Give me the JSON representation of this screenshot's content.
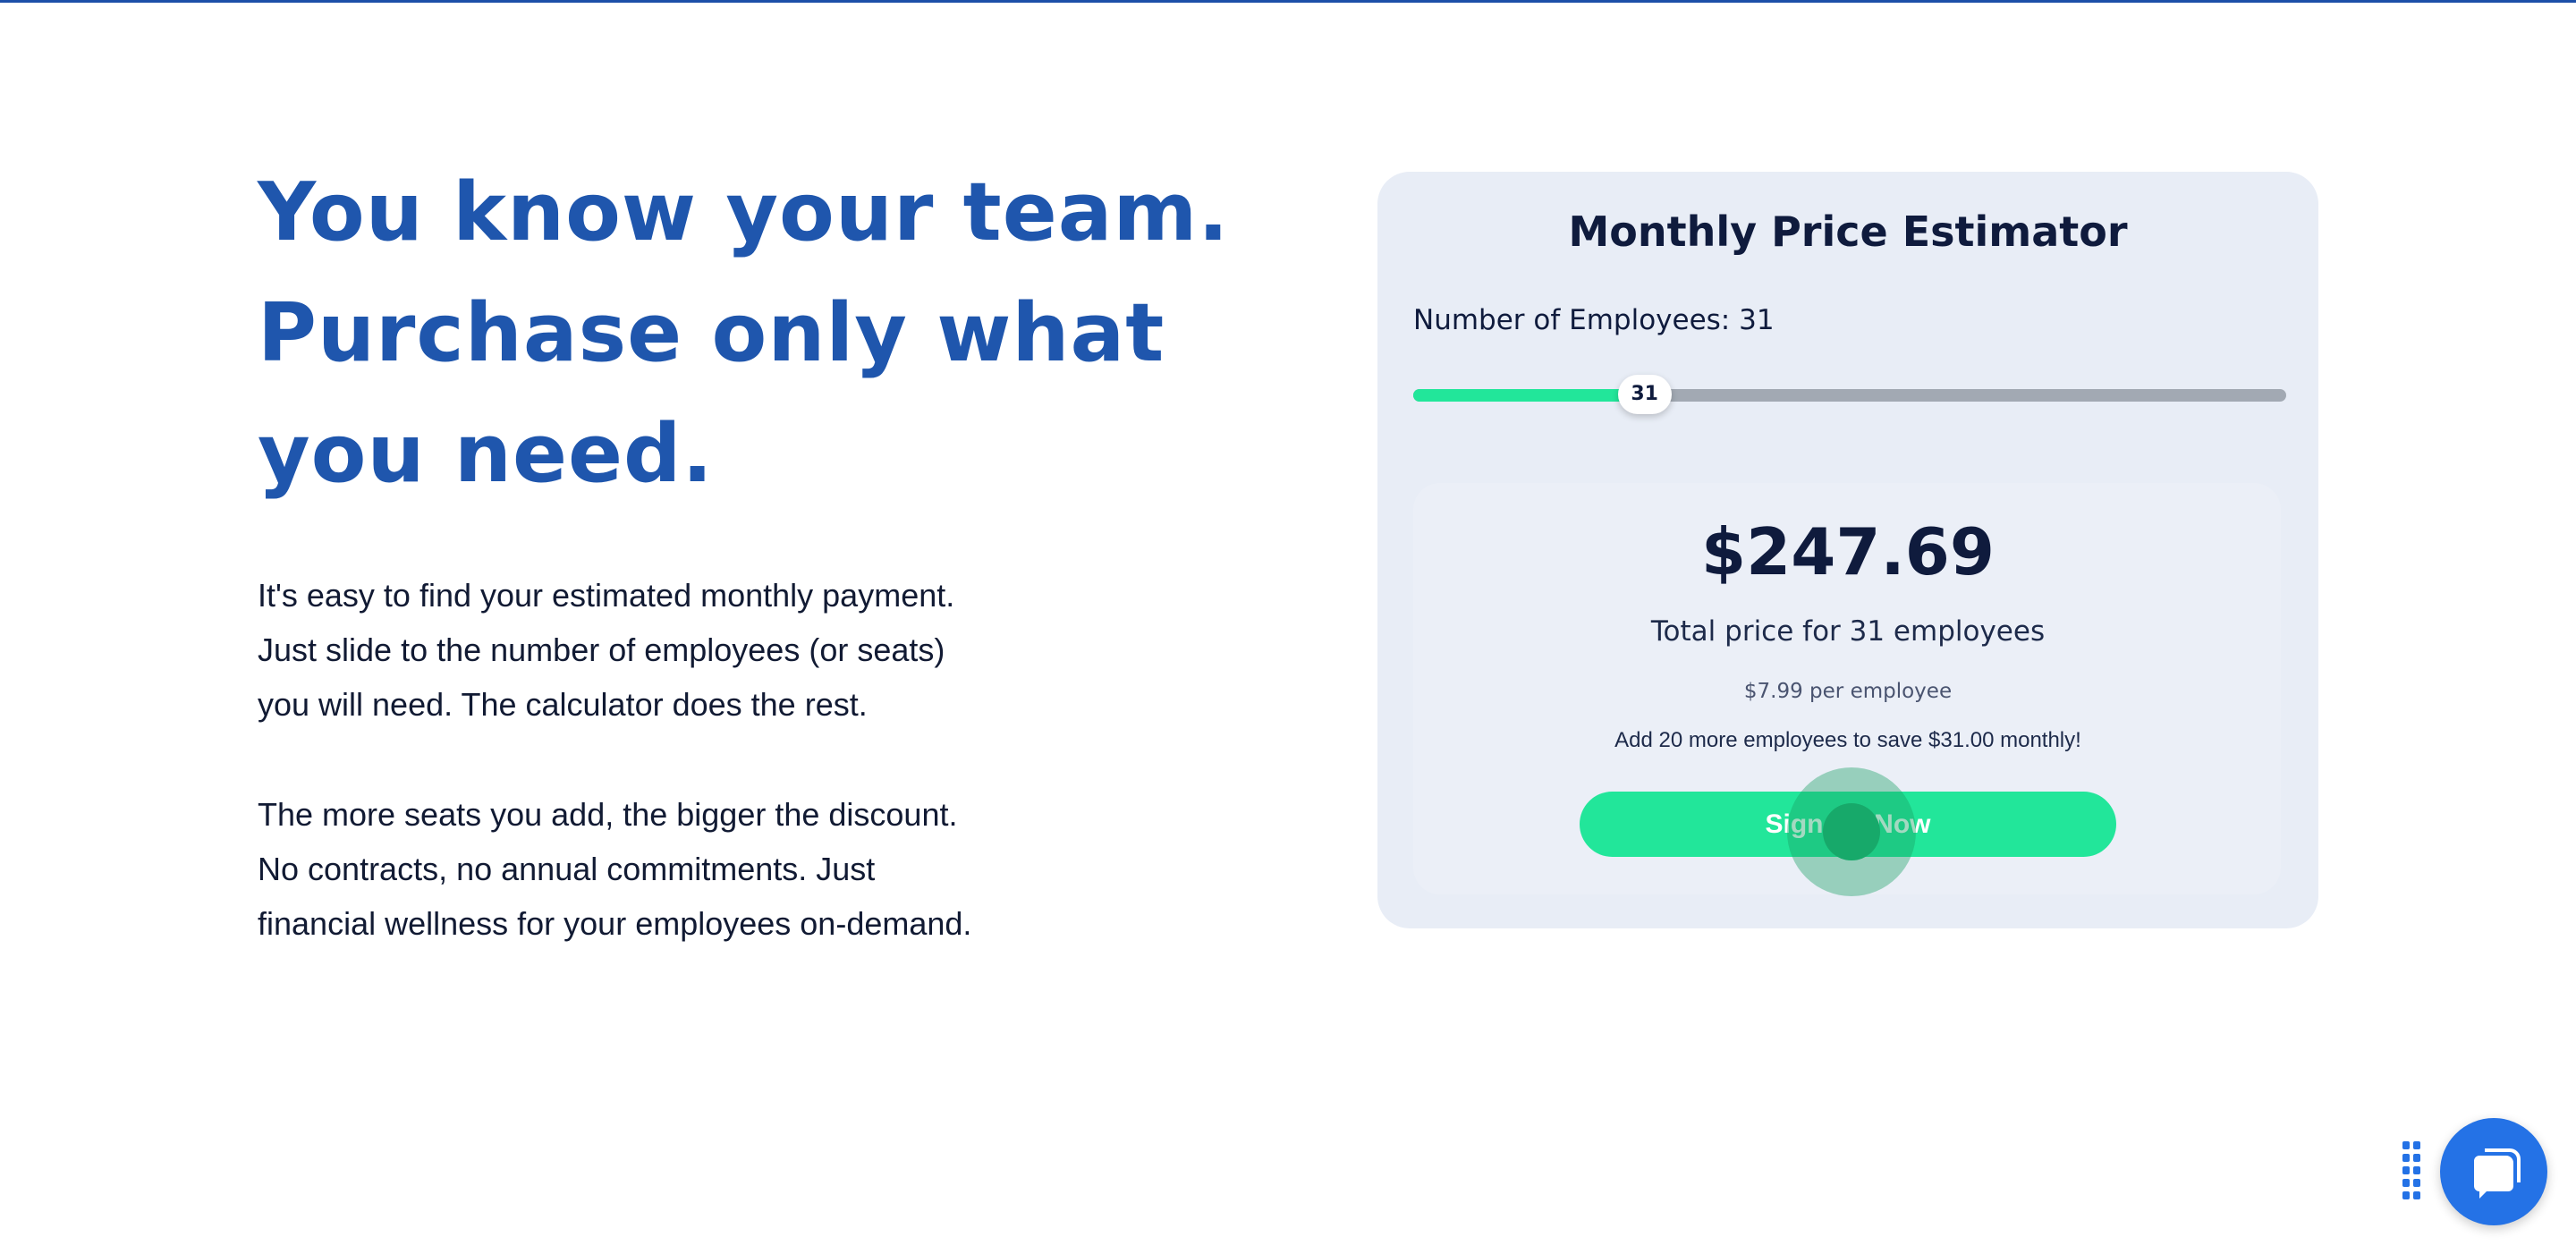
{
  "hero": {
    "lines": [
      "You know your team.",
      "Purchase only what",
      "you need."
    ]
  },
  "intro": {
    "lines": [
      "It's easy to find your estimated monthly payment.",
      "Just slide to the number of employees (or seats)",
      "you will need. The calculator does the rest."
    ]
  },
  "discount": {
    "lines": [
      "The more seats you add, the bigger the discount.",
      "No contracts, no annual commitments. Just",
      "financial wellness for your employees on-demand."
    ]
  },
  "estimator": {
    "title": "Monthly Price Estimator",
    "label": "Number of Employees: 31",
    "slider": {
      "value": 31,
      "value_label": "31",
      "fill_fraction": 0.265
    },
    "price": "$247.69",
    "total_text": "Total price for 31 employees",
    "per_employee": "$7.99 per employee",
    "savings_text": "Add 20 more employees to save $31.00 monthly!",
    "button_label": "Sign Up Now"
  },
  "colors": {
    "accent": "#22e69a",
    "brand_blue": "#1f56ad",
    "chat_blue": "#2472e6"
  },
  "widgets": {
    "chat_icon": "chat-bubble-icon",
    "drag_icon": "drag-handle-icon"
  }
}
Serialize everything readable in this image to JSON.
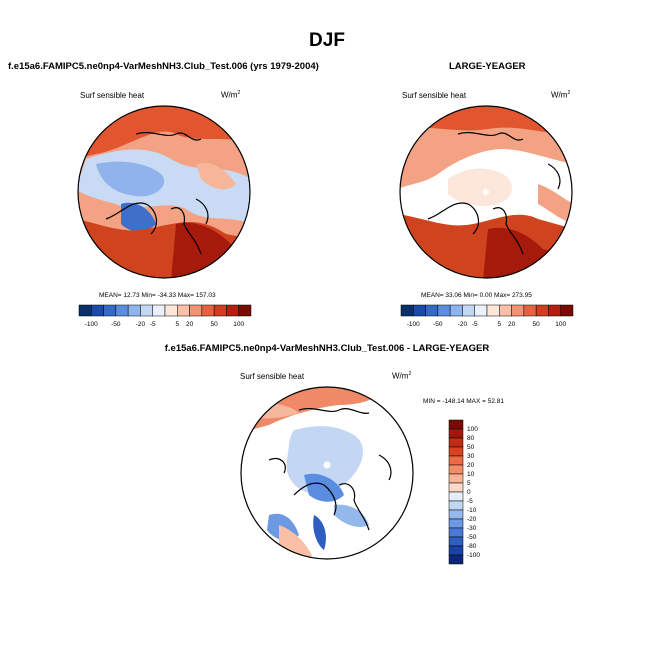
{
  "figure": {
    "title": "DJF"
  },
  "panels": [
    {
      "title": "f.e15a6.FAMIPC5.ne0np4-VarMeshNH3.Club_Test.006 (yrs 1979-2004)",
      "variable": "Surf sensible heat",
      "units_base": "W/m",
      "units_exp": "2",
      "stats": {
        "mean_label": "MEAN=",
        "mean": "12.73",
        "min_label": "Min=",
        "min": "-34.33",
        "max_label": "Max=",
        "max": "157.03"
      },
      "colorbar_labels": [
        "-100",
        "-50",
        "-20",
        "-5",
        "5",
        "20",
        "50",
        "100"
      ]
    },
    {
      "title": "LARGE-YEAGER",
      "variable": "Surf sensible heat",
      "units_base": "W/m",
      "units_exp": "2",
      "stats": {
        "mean_label": "MEAN=",
        "mean": "33.06",
        "min_label": "Min=",
        "min": "0.00",
        "max_label": "Max=",
        "max": "273.95"
      },
      "colorbar_labels": [
        "-100",
        "-50",
        "-20",
        "-5",
        "5",
        "20",
        "50",
        "100"
      ]
    },
    {
      "title": "f.e15a6.FAMIPC5.ne0np4-VarMeshNH3.Club_Test.006 - LARGE-YEAGER",
      "variable": "Surf sensible heat",
      "units_base": "W/m",
      "units_exp": "2",
      "minmax": {
        "min_label": "MIN =",
        "min": "-148.14",
        "max_label": "MAX =",
        "max": "52.81"
      },
      "colorbar_labels": [
        "100",
        "80",
        "50",
        "30",
        "20",
        "10",
        "5",
        "0",
        "-5",
        "-10",
        "-20",
        "-30",
        "-50",
        "-80",
        "-100"
      ]
    }
  ],
  "colors": {
    "diverging_14": [
      "#08306b",
      "#1a4ba8",
      "#3569c8",
      "#5a8de0",
      "#8eb4ef",
      "#c3d7f5",
      "#eaf1fb",
      "#fde6da",
      "#f9c0a6",
      "#f29473",
      "#e4623f",
      "#d13d1f",
      "#b2210f",
      "#7a0a04"
    ],
    "diverging_16": [
      "#7a0a04",
      "#a1180b",
      "#c22a14",
      "#d9411f",
      "#ec6a44",
      "#f58d69",
      "#f9b495",
      "#fcd9c6",
      "#e6eefa",
      "#c0d6f3",
      "#94b8ec",
      "#6c99e2",
      "#4a7bd4",
      "#2f5ec0",
      "#1a43a3",
      "#08267a"
    ]
  },
  "chart_data": [
    {
      "type": "heatmap",
      "projection": "north-polar-stereographic",
      "title": "f.e15a6.FAMIPC5.ne0np4-VarMeshNH3.Club_Test.006 (yrs 1979-2004)",
      "variable": "Surf sensible heat",
      "units": "W/m2",
      "mean": 12.73,
      "min": -34.33,
      "max": 157.03,
      "contour_levels": [
        -100,
        -50,
        -20,
        -5,
        5,
        20,
        50,
        100
      ]
    },
    {
      "type": "heatmap",
      "projection": "north-polar-stereographic",
      "title": "LARGE-YEAGER",
      "variable": "Surf sensible heat",
      "units": "W/m2",
      "mean": 33.06,
      "min": 0.0,
      "max": 273.95,
      "contour_levels": [
        -100,
        -50,
        -20,
        -5,
        5,
        20,
        50,
        100
      ]
    },
    {
      "type": "heatmap",
      "projection": "north-polar-stereographic",
      "title": "f.e15a6.FAMIPC5.ne0np4-VarMeshNH3.Club_Test.006 - LARGE-YEAGER",
      "variable": "Surf sensible heat",
      "units": "W/m2",
      "min": -148.14,
      "max": 52.81,
      "contour_levels": [
        -100,
        -80,
        -50,
        -30,
        -20,
        -10,
        -5,
        0,
        5,
        10,
        20,
        30,
        50,
        80,
        100
      ]
    }
  ]
}
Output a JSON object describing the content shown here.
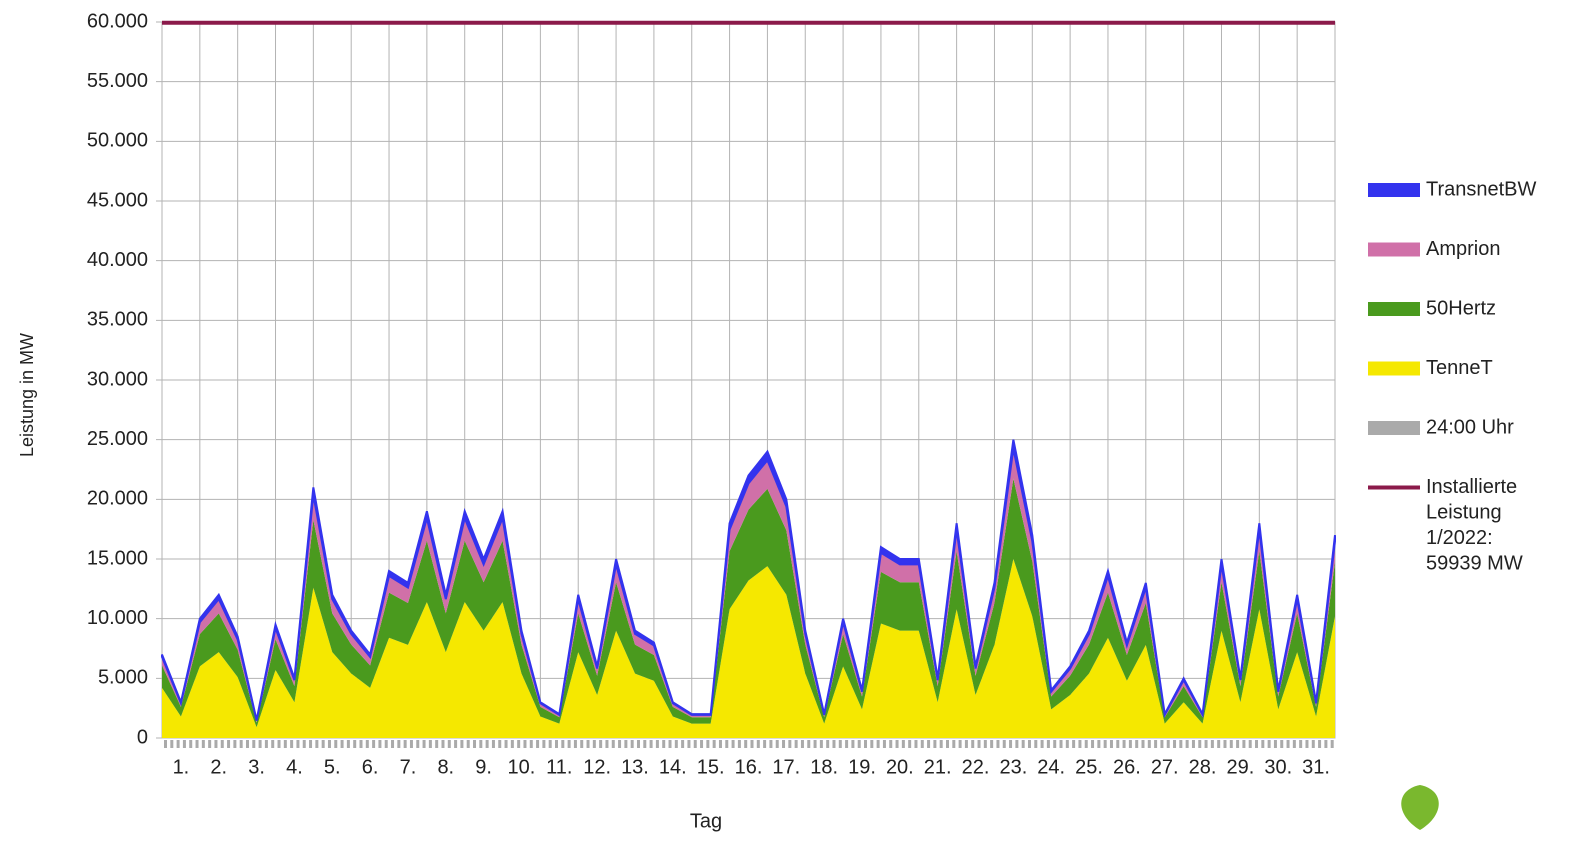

GOAL =
Set the listing down in full and exactly. Pictures within it should not appear in the copy.

PROBLEM SOLUTION =
Give me the JSON representation of this screenshot's content.
{
  "hero": {
    "lines": [
      "You know your team.",
      "Purchase only what",
      "you need."
    ]
  },
  "intro": {
    "lines": [
      "It's easy to find your estimated monthly payment.",
      "Just slide to the number of employees (or seats)",
      "you will need. The calculator does the rest."
    ]
  },
  "discount": {
    "lines": [
      "The more seats you add, the bigger the discount.",
      "No contracts, no annual commitments. Just",
      "financial wellness for your employees on-demand."
    ]
  },
  "estimator": {
    "title": "Monthly Price Estimator",
    "label": "Number of Employees: 31",
    "slider": {
      "value": 31,
      "value_label": "31",
      "fill_fraction": 0.265
    },
    "price": "$247.69",
    "total_text": "Total price for 31 employees",
    "per_employee": "$7.99 per employee",
    "savings_text": "Add 20 more employees to save $31.00 monthly!",
    "button_label": "Sign Up Now"
  },
  "colors": {
    "accent": "#22e69a",
    "brand_blue": "#1f56ad",
    "chat_blue": "#2472e6"
  },
  "widgets": {
    "chat_icon": "chat-bubble-icon",
    "drag_icon": "drag-handle-icon"
  }
}
Serialize everything readable in this image to JSON.
{
  "figure": {
    "title": "DJF"
  },
  "panels": [
    {
      "title": "f.e15a6.FAMIPC5.ne0np4-VarMeshNH3.Club_Test.006 (yrs 1979-2004)",
      "variable": "Surf sensible heat",
      "units_base": "W/m",
      "units_exp": "2",
      "stats": {
        "mean_label": "MEAN=",
        "mean": "12.73",
        "min_label": "Min=",
        "min": "-34.33",
        "max_label": "Max=",
        "max": "157.03"
      },
      "colorbar_labels": [
        "-100",
        "-50",
        "-20",
        "-5",
        "5",
        "20",
        "50",
        "100"
      ]
    },
    {
      "title": "LARGE-YEAGER",
      "variable": "Surf sensible heat",
      "units_base": "W/m",
      "units_exp": "2",
      "stats": {
        "mean_label": "MEAN=",
        "mean": "33.06",
        "min_label": "Min=",
        "min": "0.00",
        "max_label": "Max=",
        "max": "273.95"
      },
      "colorbar_labels": [
        "-100",
        "-50",
        "-20",
        "-5",
        "5",
        "20",
        "50",
        "100"
      ]
    },
    {
      "title": "f.e15a6.FAMIPC5.ne0np4-VarMeshNH3.Club_Test.006 - LARGE-YEAGER",
      "variable": "Surf sensible heat",
      "units_base": "W/m",
      "units_exp": "2",
      "minmax": {
        "min_label": "MIN =",
        "min": "-148.14",
        "max_label": "MAX =",
        "max": "52.81"
      },
      "colorbar_labels": [
        "100",
        "80",
        "50",
        "30",
        "20",
        "10",
        "5",
        "0",
        "-5",
        "-10",
        "-20",
        "-30",
        "-50",
        "-80",
        "-100"
      ]
    }
  ],
  "colors": {
    "diverging_14": [
      "#08306b",
      "#1a4ba8",
      "#3569c8",
      "#5a8de0",
      "#8eb4ef",
      "#c3d7f5",
      "#eaf1fb",
      "#fde6da",
      "#f9c0a6",
      "#f29473",
      "#e4623f",
      "#d13d1f",
      "#b2210f",
      "#7a0a04"
    ],
    "diverging_16": [
      "#7a0a04",
      "#a1180b",
      "#c22a14",
      "#d9411f",
      "#ec6a44",
      "#f58d69",
      "#f9b495",
      "#fcd9c6",
      "#e6eefa",
      "#c0d6f3",
      "#94b8ec",
      "#6c99e2",
      "#4a7bd4",
      "#2f5ec0",
      "#1a43a3",
      "#08267a"
    ]
  },
  "chart_data": [
    {
      "type": "heatmap",
      "projection": "north-polar-stereographic",
      "title": "f.e15a6.FAMIPC5.ne0np4-VarMeshNH3.Club_Test.006 (yrs 1979-2004)",
      "variable": "Surf sensible heat",
      "units": "W/m2",
      "mean": 12.73,
      "min": -34.33,
      "max": 157.03,
      "contour_levels": [
        -100,
        -50,
        -20,
        -5,
        5,
        20,
        50,
        100
      ]
    },
    {
      "type": "heatmap",
      "projection": "north-polar-stereographic",
      "title": "LARGE-YEAGER",
      "variable": "Surf sensible heat",
      "units": "W/m2",
      "mean": 33.06,
      "min": 0.0,
      "max": 273.95,
      "contour_levels": [
        -100,
        -50,
        -20,
        -5,
        5,
        20,
        50,
        100
      ]
    },
    {
      "type": "heatmap",
      "projection": "north-polar-stereographic",
      "title": "f.e15a6.FAMIPC5.ne0np4-VarMeshNH3.Club_Test.006 - LARGE-YEAGER",
      "variable": "Surf sensible heat",
      "units": "W/m2",
      "min": -148.14,
      "max": 52.81,
      "contour_levels": [
        -100,
        -80,
        -50,
        -30,
        -20,
        -10,
        -5,
        0,
        5,
        10,
        20,
        30,
        50,
        80,
        100
      ]
    }
  ]
}
Output a JSON object describing the content shown here.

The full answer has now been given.